▸ **WHAT IS ASKED**
Check each line of the listing, and copy it if it contains the word "Naked".

▸ **MATERIALS PROVIDED**

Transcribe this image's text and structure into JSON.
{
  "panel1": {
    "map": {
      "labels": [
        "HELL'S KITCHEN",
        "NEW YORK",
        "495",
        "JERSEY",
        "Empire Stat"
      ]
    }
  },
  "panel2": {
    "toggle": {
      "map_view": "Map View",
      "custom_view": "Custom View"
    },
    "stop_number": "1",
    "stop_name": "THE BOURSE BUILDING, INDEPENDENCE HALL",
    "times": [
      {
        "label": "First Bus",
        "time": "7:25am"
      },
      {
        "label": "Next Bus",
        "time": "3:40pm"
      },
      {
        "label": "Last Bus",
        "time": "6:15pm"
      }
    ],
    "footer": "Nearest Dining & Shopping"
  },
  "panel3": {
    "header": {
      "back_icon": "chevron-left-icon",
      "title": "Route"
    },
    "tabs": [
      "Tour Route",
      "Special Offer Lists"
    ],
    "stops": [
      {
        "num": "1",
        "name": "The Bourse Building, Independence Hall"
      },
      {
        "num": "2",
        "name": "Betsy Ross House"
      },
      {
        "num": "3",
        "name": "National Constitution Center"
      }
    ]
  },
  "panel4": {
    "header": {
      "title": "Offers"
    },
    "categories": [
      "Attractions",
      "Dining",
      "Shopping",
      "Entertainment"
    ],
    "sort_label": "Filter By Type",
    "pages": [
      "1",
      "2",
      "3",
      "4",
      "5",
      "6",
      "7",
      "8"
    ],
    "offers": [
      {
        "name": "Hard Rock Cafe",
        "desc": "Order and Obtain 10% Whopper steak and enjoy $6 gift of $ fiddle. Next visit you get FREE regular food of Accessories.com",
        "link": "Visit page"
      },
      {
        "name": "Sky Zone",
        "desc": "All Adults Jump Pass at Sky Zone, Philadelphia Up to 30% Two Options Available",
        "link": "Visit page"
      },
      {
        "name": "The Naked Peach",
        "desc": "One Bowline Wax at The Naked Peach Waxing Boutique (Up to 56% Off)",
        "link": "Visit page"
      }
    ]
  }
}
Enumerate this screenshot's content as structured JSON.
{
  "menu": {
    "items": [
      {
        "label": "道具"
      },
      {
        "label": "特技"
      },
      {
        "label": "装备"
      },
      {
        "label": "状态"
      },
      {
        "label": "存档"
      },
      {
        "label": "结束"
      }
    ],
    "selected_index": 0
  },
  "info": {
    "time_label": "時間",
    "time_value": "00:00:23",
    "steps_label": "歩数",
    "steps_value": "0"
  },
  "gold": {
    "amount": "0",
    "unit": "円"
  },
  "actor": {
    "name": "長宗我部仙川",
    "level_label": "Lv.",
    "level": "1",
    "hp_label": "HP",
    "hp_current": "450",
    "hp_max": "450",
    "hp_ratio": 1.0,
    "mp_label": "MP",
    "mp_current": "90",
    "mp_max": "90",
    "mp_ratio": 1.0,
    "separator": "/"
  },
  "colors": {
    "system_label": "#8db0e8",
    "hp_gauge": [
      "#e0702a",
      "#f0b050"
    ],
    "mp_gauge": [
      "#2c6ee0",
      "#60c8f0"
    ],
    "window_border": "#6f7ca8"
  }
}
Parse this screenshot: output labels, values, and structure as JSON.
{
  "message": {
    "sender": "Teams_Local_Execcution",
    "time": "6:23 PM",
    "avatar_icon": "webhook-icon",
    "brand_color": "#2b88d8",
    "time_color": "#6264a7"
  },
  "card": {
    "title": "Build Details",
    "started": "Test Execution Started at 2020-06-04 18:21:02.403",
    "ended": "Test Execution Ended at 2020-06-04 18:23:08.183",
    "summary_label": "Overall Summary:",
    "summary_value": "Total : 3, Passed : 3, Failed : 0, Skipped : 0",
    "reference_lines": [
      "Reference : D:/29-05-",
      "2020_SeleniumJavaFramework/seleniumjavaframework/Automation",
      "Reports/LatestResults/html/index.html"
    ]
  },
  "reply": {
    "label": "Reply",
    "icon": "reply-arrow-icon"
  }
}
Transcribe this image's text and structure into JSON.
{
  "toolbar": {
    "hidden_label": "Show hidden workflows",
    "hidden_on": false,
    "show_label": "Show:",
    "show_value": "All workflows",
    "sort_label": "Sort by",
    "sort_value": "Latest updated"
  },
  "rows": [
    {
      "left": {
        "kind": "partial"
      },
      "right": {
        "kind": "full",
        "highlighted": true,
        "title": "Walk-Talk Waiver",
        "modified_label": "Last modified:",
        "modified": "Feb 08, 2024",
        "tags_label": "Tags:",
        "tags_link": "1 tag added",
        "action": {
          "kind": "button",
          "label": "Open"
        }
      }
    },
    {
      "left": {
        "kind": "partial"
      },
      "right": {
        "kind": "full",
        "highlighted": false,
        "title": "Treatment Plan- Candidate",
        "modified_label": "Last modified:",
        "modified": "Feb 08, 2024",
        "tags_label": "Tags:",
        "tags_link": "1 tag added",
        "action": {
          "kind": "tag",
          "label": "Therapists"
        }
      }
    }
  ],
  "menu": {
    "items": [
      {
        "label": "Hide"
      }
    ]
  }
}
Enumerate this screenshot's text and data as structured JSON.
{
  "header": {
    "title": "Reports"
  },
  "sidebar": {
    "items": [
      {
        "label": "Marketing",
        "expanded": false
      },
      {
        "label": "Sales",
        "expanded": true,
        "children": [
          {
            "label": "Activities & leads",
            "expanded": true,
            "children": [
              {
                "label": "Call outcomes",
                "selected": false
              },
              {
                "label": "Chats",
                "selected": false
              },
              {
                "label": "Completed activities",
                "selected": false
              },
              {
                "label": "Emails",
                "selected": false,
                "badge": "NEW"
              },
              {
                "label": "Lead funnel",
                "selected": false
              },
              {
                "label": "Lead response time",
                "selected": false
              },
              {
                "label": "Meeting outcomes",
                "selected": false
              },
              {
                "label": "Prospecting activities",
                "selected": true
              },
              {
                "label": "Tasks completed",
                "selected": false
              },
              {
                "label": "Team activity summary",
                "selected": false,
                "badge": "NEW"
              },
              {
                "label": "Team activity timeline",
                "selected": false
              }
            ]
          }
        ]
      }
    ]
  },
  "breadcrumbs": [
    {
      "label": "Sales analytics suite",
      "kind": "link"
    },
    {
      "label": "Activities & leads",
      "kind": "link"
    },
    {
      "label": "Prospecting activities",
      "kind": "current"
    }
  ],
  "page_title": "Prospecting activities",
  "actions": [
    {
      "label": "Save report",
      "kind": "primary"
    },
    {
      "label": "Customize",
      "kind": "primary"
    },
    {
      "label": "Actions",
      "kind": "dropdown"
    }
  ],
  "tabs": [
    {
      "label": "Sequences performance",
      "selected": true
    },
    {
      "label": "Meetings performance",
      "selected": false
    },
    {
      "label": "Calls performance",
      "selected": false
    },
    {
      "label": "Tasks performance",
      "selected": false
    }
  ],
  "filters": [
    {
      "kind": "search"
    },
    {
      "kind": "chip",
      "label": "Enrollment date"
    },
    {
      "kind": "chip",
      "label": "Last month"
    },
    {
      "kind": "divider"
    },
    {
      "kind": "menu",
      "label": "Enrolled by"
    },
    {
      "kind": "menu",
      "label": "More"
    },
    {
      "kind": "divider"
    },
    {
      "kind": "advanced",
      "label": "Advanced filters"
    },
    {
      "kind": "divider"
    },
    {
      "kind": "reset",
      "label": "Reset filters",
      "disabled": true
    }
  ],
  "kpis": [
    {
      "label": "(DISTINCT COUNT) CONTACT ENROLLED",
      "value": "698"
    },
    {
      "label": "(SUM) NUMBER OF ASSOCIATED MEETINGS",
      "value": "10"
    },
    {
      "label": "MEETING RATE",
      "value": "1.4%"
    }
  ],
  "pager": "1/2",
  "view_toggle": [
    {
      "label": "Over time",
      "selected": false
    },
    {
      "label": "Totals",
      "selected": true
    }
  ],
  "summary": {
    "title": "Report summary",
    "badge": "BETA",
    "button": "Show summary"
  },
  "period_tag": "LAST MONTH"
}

▸ **FULL SOLUTION**
        "name": "The Naked Peach",
        "desc": "One Bowline Wax at The Naked Peach Waxing Boutique (Up to 56% Off)",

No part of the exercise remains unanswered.